> _PASSAGE TO READ_

2004 Denver Annual Meeting (November 7–10, 2004)

Paper No. 9
Presentation Time: 10:15 AM

NEW AND REFINED DATA ON ORDOVICIAN TO EARLY SILURIAN CRINOIDS YIELD A REVISED MACROEVOLUTIONARY HISTORY


AUSICH, William I., Department of Geological Sciences, The Ohio State Univ, 275 Mendenhall Lab, 125 S. Oval Mall, Columbus, OH 43210 and PETERS, Shanan E., Geological Sciences, Univ of Michigan, Ann Arbor, MI 48109, ausich.1@osu.edu

Our knowledge of Phanerozoic biodiversity is largely derived from literature-based compilations of taxonomic first and last occurrences. There are many sources of both error and bias that can alter biological signals in global compilations of this sort. Nevertheless, these compilations are commonly interpreted as relatively undistorted records of biological phenomena. This is at least partly justified by assuming that errors are randomly distributed so as to introduce no systematic distortion of biological patterns. Unfortunately, very few studies have tested this assumption. Here we compare a new, comprehensive global database of Ordovician and Early Silurian crinoids to Sepkoski’s global genus compendium, which spans the putative end-Ordovician mass extinction. Approximately 44 % of the crinoid genera that were resolved to substage in Sepkoski’s compendium are inaccurate. Further, taxonomic and stratigraphic errors among Ordovician and Early Silurian crinoids in Sepkoski’s data are non-randomly distributed among substages, resulting in incorrect richness patterns and significantly overestimated rates of extinction among crinoids during the end-Ordovician. These results suggest that the role of extinction during the end-Ordovician has been exaggerated for crinoids and that taxonomic and stratigraphic range data in literature-based compilations need to be verified prior to being used to understand macroevolutionary changes.

> _SUPPLIED DATA_

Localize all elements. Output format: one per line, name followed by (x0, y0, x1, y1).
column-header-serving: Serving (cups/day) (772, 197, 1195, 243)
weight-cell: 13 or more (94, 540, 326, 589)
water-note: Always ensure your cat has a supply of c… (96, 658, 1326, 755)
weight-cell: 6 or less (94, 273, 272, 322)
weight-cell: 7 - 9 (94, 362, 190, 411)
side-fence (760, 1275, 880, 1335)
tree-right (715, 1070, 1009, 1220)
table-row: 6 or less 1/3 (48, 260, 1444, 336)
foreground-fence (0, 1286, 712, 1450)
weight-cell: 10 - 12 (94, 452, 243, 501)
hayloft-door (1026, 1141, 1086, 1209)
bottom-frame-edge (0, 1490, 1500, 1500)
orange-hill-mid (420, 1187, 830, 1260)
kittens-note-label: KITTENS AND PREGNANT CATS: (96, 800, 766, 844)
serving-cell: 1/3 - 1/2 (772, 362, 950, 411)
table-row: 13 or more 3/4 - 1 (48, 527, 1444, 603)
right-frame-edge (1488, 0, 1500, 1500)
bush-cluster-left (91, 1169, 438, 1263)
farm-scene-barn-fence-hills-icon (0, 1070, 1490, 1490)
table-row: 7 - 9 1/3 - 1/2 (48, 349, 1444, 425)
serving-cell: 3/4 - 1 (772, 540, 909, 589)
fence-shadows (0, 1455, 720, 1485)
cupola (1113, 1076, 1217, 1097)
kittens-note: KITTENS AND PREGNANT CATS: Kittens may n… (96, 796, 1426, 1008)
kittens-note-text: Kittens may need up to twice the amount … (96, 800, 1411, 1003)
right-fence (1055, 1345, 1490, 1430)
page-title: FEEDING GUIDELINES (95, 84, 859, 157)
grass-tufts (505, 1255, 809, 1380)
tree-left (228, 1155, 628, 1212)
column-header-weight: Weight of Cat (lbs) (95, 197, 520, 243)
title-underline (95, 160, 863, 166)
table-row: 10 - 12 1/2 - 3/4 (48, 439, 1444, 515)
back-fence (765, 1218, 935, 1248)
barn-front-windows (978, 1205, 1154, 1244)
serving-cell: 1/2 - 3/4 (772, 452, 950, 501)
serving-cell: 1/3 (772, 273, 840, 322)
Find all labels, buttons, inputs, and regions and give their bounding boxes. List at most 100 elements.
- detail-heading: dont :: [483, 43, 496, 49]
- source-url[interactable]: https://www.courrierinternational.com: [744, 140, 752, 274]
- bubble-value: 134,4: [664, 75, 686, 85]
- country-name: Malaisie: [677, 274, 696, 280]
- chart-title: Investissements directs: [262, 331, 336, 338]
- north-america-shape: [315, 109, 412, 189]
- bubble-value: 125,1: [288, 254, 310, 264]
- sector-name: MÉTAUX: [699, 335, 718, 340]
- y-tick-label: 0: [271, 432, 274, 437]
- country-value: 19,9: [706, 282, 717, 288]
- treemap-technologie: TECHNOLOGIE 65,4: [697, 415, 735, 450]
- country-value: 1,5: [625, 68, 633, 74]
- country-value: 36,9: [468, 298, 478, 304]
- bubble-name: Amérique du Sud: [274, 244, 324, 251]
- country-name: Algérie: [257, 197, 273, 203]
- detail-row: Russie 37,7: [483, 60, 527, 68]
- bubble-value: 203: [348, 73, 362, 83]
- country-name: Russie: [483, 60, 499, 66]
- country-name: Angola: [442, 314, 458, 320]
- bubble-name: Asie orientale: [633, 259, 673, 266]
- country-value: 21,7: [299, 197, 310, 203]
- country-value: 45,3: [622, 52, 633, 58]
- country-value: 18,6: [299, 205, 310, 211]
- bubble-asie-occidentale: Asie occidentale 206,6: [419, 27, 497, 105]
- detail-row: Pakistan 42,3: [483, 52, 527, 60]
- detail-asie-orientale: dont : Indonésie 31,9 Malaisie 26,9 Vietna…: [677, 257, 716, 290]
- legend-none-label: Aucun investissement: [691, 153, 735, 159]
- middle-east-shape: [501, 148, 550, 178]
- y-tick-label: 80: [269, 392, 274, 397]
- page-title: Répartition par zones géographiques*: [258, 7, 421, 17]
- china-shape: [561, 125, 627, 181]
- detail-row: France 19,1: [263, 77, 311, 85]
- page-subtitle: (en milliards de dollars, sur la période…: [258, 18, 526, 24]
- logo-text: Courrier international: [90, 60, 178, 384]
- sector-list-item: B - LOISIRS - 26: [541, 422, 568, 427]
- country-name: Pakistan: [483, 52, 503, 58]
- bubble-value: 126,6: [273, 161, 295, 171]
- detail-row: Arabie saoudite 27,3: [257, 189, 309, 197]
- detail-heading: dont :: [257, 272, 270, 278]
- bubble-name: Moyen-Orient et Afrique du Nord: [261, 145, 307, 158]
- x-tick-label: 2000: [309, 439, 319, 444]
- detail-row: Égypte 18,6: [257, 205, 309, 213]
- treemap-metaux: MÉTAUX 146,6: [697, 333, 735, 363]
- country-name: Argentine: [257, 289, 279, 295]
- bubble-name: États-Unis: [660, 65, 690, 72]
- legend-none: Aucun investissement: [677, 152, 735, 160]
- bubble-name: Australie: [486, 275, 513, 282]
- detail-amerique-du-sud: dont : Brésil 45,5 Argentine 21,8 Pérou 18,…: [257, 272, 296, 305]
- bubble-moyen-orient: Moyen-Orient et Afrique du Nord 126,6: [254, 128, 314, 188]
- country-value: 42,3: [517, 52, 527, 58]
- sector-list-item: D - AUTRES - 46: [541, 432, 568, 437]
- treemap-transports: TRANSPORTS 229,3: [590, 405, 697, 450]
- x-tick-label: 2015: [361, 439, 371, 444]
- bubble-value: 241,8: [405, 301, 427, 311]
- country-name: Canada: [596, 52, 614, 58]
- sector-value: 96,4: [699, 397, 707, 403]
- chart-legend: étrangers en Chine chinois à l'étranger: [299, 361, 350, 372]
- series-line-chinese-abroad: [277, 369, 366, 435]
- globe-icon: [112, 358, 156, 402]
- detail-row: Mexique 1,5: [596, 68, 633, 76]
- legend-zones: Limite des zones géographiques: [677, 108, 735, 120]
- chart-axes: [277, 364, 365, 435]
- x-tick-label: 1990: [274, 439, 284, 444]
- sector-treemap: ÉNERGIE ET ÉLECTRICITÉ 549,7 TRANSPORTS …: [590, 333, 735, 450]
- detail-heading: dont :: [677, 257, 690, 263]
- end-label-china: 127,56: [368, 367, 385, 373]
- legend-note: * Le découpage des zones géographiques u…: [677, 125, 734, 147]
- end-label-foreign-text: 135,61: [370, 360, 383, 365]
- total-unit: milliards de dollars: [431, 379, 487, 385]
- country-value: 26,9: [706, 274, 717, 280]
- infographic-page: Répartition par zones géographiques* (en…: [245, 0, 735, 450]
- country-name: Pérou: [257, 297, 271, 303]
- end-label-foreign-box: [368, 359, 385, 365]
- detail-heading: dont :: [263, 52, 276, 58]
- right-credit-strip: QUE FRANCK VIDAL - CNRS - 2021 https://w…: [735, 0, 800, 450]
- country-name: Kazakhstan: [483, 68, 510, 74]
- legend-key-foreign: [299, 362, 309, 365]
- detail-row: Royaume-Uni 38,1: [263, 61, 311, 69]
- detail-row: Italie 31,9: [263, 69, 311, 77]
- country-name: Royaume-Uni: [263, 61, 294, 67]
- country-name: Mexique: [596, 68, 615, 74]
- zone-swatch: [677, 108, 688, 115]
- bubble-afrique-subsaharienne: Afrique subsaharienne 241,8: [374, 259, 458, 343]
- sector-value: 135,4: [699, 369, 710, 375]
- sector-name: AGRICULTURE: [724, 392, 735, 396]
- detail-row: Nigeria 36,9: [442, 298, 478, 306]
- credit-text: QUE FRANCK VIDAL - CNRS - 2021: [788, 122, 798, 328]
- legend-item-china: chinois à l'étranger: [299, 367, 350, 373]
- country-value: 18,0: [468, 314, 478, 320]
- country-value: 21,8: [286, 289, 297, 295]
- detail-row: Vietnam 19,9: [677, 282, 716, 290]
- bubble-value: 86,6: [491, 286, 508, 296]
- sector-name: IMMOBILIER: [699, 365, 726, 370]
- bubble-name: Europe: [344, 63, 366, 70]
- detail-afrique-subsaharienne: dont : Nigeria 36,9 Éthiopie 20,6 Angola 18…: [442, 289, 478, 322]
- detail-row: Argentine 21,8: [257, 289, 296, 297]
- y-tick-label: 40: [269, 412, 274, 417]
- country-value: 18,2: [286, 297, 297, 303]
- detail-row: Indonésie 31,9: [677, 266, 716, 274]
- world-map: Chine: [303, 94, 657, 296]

> _HOW TO COMPLETE THIS TASK_
In the crinoid abstract, what share of the crinoid genera resolved to substage in Sepkoski's compendium is reported to be inaccurate? The records were drawn from a separate source unrelated to the text.

> _EXPECTED OUTPUT_
Approximately 44%.